Short task >> Switch every "jockey-avatar-icon" to "rider-avatar-icon" in the lines between the one holding "fps-counter: 37 FPS [758,3,786,12]" and the one holding "horse-row-5[interactable]: L'HERBIVORE 5", inclusive. Return only those lines, with everything else unchanged.

Image layout annotations:
________________
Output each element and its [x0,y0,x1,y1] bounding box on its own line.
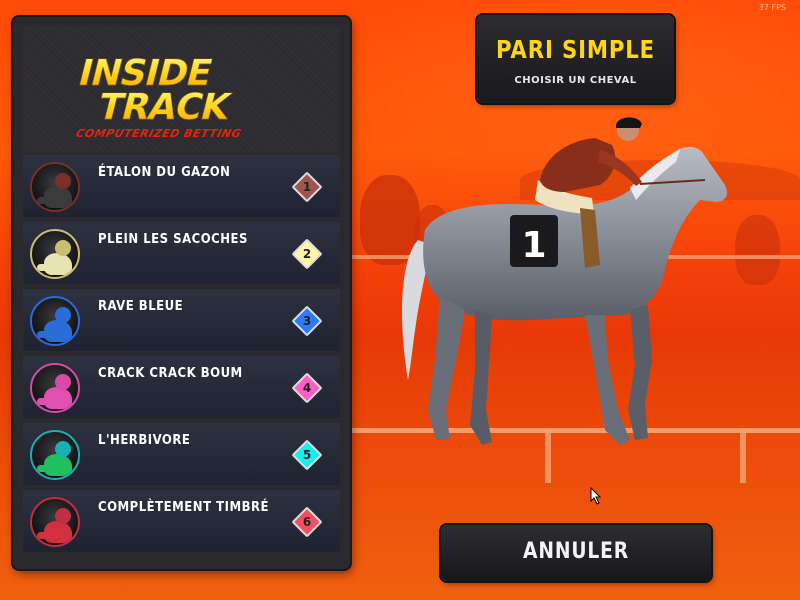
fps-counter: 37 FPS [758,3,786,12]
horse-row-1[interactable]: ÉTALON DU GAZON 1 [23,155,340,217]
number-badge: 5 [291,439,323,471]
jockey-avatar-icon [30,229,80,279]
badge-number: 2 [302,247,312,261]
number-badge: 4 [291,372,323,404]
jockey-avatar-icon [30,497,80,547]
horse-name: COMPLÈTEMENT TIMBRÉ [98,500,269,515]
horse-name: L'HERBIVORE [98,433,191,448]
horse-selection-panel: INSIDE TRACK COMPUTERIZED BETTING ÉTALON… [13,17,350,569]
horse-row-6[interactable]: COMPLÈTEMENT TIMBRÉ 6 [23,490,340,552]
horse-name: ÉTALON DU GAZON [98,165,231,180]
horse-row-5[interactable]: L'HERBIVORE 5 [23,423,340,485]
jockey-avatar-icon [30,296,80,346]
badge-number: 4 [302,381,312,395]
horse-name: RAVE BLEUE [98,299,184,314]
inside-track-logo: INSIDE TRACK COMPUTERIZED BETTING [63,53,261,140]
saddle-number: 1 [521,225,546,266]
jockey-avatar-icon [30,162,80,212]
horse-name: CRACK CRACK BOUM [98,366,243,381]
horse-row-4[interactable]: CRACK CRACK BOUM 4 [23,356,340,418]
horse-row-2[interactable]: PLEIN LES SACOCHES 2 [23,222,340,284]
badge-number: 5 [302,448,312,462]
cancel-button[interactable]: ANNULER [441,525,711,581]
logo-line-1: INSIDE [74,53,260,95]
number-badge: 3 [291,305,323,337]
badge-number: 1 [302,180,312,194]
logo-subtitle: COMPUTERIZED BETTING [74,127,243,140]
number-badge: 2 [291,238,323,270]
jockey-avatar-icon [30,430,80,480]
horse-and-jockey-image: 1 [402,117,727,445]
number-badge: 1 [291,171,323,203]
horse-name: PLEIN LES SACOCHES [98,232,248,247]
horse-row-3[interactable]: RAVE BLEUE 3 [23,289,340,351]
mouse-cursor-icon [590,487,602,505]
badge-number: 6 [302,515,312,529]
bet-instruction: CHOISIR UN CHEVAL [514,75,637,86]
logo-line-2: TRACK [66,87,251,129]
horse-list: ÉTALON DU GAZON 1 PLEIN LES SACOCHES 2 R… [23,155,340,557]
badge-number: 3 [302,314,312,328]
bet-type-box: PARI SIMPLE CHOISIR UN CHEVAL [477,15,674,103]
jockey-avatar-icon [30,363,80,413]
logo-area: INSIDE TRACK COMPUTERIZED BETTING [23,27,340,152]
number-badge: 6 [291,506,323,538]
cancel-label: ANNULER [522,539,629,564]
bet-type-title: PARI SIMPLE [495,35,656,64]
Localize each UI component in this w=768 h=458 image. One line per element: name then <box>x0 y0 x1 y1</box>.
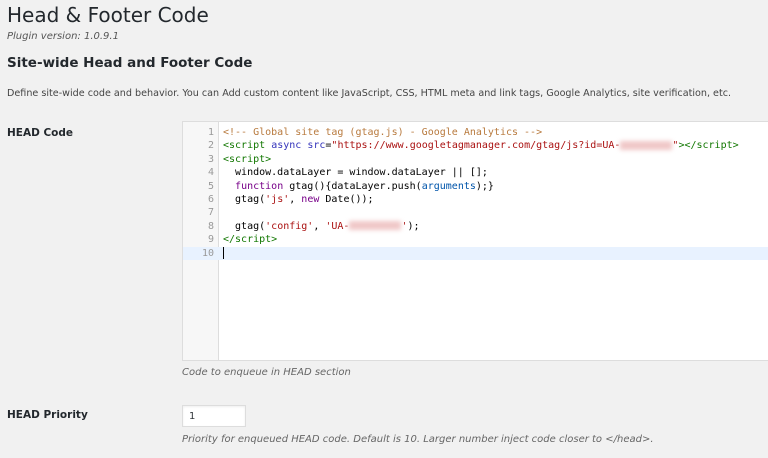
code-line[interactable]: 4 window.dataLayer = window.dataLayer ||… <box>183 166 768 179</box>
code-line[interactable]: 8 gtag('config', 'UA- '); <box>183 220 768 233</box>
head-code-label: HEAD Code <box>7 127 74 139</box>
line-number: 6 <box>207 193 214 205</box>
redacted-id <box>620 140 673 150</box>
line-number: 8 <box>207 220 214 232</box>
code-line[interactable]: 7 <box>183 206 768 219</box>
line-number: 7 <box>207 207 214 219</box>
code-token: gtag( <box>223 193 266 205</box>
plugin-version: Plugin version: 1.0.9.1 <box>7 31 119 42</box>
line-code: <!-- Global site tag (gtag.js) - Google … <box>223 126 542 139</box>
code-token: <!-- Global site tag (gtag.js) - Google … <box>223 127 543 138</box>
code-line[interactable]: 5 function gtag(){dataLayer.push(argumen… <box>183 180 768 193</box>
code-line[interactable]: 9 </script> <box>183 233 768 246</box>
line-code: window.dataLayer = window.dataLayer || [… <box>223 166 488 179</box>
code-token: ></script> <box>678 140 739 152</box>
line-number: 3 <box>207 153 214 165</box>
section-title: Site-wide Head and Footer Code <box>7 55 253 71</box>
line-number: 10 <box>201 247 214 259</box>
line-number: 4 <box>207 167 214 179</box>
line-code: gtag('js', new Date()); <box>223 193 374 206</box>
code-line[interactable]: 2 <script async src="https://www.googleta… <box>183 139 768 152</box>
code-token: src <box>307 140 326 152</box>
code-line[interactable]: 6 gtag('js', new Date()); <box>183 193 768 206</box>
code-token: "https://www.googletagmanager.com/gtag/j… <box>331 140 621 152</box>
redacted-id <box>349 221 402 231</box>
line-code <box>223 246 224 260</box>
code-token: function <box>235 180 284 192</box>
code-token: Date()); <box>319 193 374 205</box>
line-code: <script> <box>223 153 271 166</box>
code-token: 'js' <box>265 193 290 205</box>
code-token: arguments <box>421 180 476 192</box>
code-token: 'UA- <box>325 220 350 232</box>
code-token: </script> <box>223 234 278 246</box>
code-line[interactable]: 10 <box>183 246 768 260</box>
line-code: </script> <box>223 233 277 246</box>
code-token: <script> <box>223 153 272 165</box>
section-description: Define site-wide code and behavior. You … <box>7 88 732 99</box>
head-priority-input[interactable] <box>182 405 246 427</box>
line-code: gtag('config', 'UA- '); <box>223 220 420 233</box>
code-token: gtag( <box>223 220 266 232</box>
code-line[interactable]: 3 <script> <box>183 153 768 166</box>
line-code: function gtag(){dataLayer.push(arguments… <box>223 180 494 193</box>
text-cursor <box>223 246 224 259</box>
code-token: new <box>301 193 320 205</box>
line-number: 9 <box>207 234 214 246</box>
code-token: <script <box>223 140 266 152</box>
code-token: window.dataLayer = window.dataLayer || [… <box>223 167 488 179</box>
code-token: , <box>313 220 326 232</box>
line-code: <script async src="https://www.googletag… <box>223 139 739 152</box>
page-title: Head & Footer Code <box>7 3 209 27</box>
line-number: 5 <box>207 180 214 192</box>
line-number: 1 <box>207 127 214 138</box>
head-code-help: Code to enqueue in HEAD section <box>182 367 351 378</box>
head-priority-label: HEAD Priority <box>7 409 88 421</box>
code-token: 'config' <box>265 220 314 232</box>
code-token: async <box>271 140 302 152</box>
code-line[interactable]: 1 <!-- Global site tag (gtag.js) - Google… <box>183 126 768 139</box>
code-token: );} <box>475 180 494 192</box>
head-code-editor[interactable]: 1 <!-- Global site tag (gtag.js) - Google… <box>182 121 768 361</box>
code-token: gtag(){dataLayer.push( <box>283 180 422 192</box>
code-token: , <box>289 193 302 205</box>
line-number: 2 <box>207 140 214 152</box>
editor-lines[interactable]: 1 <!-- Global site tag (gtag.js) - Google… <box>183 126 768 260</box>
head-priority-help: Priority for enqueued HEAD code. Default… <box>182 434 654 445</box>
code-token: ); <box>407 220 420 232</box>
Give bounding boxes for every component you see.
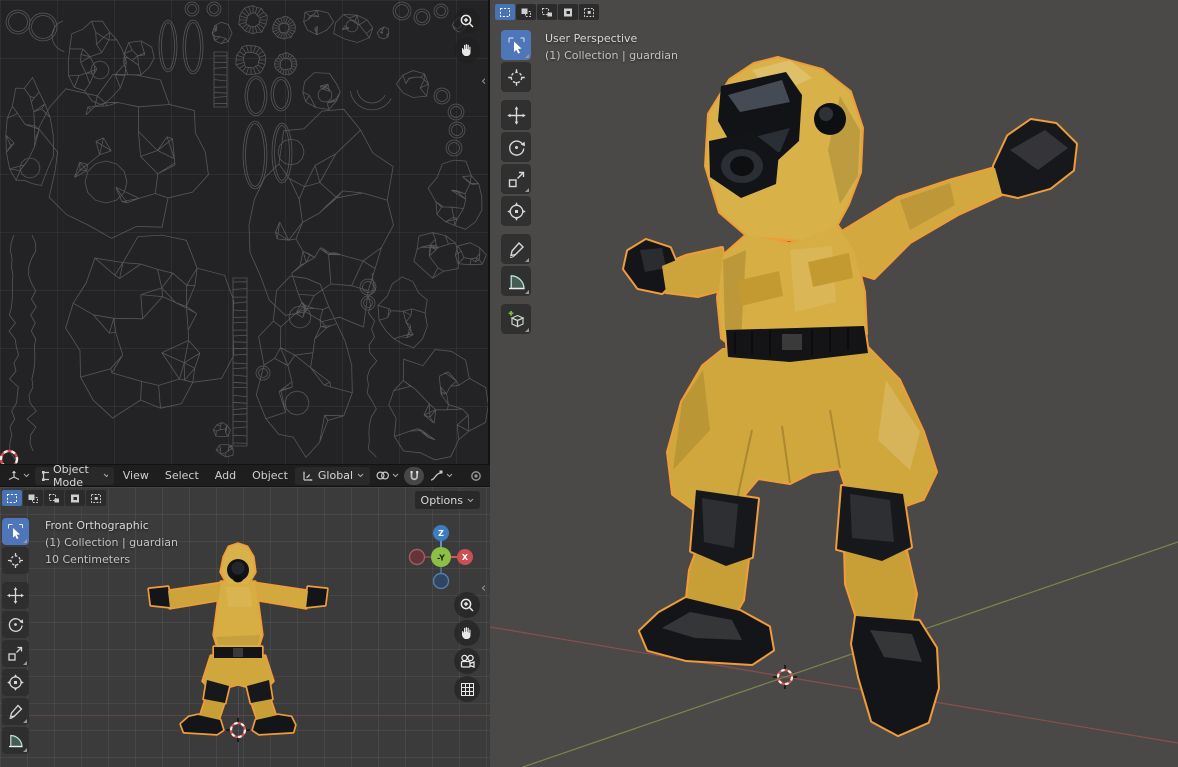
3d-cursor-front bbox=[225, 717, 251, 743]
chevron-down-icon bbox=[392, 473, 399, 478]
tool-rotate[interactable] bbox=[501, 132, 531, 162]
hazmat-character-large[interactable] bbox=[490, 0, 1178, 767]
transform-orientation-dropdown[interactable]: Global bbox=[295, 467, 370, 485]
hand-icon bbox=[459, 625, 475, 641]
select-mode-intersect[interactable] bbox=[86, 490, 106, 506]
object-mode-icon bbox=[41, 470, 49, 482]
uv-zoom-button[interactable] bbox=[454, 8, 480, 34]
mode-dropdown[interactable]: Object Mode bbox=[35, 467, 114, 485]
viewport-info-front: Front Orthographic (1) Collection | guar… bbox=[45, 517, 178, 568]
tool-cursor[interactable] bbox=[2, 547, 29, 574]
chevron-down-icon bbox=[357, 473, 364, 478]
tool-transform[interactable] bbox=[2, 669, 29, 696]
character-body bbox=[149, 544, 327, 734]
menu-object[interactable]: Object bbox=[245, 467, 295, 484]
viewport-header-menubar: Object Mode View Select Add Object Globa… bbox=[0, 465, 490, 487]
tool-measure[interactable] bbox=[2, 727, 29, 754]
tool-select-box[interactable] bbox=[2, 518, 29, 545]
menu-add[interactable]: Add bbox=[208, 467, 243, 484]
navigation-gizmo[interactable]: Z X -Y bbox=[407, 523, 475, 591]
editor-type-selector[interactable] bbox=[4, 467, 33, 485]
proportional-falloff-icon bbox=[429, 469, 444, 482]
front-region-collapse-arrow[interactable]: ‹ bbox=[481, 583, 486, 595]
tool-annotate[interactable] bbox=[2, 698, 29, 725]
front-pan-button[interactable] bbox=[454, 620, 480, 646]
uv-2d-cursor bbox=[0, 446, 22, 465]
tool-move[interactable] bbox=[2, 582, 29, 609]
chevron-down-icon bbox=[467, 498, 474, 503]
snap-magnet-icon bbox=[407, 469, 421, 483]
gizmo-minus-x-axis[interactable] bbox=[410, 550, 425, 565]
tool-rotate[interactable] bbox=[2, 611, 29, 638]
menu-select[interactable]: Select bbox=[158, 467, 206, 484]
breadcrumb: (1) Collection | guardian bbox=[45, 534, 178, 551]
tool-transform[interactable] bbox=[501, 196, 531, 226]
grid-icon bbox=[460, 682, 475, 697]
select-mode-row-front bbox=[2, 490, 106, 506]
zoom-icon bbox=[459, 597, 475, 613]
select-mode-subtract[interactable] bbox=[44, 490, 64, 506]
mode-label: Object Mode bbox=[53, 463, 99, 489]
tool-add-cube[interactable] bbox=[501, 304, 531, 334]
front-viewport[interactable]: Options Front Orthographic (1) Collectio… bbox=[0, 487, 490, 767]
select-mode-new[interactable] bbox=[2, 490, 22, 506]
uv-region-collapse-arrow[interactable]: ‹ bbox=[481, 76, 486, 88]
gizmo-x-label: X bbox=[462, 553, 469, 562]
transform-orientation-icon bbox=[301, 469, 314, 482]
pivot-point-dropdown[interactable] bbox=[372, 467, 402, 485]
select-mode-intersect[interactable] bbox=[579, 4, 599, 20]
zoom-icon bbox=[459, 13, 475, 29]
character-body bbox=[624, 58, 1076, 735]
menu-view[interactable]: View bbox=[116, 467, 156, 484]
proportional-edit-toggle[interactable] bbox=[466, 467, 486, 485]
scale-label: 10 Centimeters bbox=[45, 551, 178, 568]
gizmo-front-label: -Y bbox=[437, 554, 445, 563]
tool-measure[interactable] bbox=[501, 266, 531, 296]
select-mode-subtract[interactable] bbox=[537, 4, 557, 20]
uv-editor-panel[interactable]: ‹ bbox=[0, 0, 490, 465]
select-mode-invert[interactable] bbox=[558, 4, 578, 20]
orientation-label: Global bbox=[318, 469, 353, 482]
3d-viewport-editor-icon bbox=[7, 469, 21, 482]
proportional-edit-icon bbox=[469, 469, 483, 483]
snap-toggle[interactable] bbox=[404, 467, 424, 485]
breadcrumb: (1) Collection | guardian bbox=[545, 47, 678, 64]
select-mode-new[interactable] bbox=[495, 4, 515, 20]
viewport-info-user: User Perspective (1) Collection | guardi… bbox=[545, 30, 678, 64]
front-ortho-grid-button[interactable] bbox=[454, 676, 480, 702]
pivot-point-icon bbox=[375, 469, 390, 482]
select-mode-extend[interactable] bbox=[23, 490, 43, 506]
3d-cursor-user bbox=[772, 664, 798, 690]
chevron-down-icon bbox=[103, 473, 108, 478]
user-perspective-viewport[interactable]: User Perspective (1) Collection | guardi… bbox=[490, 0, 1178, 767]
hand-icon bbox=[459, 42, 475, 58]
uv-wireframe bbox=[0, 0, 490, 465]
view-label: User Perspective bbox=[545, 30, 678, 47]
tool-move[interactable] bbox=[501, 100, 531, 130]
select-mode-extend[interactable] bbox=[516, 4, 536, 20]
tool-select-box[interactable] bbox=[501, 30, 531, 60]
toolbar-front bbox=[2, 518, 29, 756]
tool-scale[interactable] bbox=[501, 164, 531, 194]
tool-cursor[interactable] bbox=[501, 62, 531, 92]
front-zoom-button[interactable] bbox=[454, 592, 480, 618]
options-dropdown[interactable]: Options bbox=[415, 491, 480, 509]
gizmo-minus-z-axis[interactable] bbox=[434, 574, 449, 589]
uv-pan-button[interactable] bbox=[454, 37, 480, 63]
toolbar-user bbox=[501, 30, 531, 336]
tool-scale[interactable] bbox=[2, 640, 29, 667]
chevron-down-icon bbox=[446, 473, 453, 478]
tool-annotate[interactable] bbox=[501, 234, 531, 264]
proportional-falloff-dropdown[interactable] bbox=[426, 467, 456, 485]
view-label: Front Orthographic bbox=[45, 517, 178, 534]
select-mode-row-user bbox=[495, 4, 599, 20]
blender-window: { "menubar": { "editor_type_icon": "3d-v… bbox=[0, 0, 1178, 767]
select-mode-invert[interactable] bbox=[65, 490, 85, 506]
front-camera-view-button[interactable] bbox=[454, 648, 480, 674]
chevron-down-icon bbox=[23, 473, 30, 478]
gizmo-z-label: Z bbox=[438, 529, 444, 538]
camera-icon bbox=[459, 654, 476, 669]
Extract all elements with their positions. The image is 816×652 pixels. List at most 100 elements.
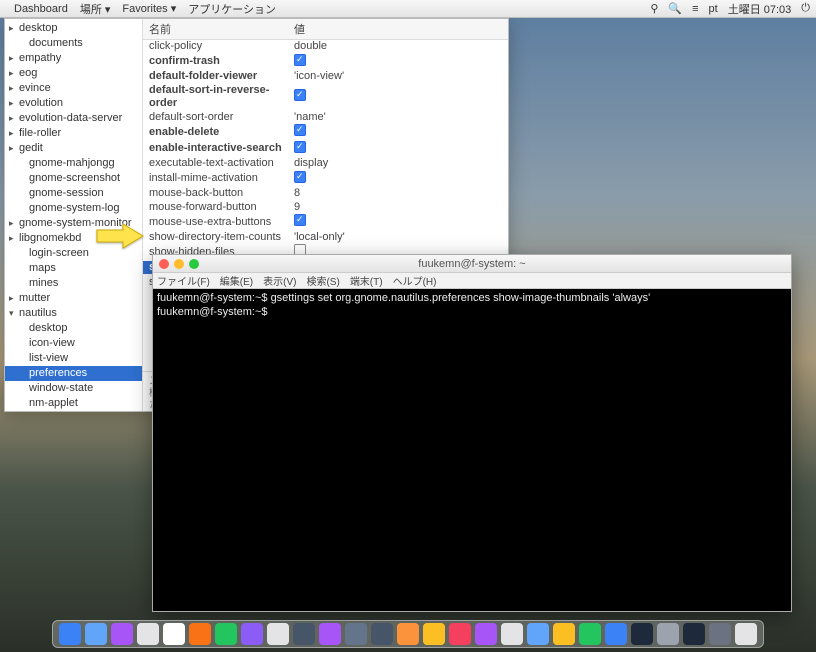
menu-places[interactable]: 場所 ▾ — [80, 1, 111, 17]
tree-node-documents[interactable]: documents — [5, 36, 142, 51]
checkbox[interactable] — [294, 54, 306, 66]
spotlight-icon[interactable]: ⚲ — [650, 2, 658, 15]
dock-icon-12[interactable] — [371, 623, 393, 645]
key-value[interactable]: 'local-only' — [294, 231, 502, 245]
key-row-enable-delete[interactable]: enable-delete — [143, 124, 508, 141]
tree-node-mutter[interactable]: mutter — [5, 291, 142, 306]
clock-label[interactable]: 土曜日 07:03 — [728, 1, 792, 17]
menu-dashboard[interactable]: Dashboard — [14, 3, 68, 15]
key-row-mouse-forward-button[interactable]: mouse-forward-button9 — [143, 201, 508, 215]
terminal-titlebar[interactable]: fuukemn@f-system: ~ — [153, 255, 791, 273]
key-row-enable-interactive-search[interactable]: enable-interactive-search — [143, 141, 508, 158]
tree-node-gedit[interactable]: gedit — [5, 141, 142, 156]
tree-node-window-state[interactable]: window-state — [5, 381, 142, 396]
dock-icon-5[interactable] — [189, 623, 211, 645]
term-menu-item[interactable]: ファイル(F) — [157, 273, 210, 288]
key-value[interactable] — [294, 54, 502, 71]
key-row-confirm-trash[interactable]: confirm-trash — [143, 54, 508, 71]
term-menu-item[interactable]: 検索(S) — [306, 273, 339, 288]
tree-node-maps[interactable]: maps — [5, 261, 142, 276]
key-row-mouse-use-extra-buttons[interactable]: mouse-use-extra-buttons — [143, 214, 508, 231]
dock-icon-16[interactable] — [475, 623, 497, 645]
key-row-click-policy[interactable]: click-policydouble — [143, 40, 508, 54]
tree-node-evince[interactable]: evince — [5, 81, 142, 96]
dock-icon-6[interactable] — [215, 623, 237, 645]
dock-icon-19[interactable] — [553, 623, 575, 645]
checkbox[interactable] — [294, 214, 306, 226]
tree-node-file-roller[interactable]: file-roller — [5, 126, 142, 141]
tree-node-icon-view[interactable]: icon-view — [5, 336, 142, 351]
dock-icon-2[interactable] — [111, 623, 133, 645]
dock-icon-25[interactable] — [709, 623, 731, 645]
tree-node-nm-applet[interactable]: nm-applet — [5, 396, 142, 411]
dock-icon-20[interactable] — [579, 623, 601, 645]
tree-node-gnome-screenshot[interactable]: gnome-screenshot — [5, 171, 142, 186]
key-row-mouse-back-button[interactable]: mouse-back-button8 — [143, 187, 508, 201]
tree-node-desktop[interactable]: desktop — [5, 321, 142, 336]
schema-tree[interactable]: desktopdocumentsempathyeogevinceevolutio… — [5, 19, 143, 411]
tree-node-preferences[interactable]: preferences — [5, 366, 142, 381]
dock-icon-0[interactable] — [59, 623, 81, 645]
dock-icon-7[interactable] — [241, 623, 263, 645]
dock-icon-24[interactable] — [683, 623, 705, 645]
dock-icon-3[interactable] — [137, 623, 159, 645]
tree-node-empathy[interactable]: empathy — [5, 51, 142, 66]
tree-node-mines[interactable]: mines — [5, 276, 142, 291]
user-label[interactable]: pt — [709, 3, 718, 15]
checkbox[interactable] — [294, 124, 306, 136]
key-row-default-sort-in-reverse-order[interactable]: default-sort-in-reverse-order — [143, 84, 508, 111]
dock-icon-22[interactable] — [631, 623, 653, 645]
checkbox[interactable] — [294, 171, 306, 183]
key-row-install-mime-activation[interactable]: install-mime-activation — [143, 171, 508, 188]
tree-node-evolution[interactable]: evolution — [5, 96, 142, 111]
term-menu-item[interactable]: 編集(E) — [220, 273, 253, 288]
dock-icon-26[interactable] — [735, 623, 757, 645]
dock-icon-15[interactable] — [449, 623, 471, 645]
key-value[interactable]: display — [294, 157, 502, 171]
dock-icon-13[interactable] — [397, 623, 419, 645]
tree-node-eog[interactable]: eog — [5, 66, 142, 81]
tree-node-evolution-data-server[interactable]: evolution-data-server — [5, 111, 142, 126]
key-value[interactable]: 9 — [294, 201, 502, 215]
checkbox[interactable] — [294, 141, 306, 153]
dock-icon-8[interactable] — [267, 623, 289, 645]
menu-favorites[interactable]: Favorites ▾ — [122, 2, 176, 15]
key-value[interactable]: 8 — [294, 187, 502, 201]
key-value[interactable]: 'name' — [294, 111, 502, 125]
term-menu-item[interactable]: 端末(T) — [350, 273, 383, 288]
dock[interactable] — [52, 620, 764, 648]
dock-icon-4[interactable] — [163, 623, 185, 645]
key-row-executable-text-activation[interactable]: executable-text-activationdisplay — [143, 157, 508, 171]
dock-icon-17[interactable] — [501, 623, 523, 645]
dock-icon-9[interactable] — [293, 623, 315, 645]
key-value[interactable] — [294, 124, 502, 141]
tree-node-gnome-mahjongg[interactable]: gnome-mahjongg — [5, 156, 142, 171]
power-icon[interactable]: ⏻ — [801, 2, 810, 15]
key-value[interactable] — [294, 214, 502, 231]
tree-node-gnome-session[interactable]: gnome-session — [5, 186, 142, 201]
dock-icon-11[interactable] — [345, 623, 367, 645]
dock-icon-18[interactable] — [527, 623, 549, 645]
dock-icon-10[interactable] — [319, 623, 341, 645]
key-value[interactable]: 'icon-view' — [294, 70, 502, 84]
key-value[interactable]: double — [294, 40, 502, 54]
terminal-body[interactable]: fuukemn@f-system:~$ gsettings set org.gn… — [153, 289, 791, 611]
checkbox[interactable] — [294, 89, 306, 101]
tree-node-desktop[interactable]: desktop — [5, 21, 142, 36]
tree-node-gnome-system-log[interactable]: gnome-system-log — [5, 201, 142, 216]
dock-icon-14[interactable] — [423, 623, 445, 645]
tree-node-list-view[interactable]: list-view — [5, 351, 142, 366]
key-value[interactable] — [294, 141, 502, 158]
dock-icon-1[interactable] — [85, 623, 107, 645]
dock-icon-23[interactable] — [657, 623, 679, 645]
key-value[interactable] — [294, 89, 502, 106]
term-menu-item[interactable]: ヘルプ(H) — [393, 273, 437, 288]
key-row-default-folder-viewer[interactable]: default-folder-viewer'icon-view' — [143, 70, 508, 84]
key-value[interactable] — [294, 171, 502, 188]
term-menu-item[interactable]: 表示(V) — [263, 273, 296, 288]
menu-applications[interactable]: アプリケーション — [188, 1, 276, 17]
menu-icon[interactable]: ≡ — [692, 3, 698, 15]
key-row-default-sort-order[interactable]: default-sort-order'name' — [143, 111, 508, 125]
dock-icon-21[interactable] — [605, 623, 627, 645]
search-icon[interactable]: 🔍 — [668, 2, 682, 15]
________________
Expected answer >>
fps-counter: 37 FPS [758,3,786,12]
horse-row-1[interactable]: ÉTALON DU GAZON 1 [23,155,340,217]
number-badge: 5 [291,439,323,471]
rider-avatar-icon [30,229,80,279]
badge-number: 2 [302,247,312,261]
number-badge: 4 [291,372,323,404]
rider-avatar-icon [30,497,80,547]
horse-name: COMPLÈTEMENT TIMBRÉ [98,500,269,515]
horse-name: L'HERBIVORE [98,433,191,448]
horse-selection-panel: INSIDE TRACK COMPUTERIZED BETTING ÉTALON… [13,17,350,569]
horse-row-6[interactable]: COMPLÈTEMENT TIMBRÉ 6 [23,490,340,552]
horse-name: ÉTALON DU GAZON [98,165,231,180]
horse-row-5[interactable]: L'HERBIVORE 5 [23,423,340,485]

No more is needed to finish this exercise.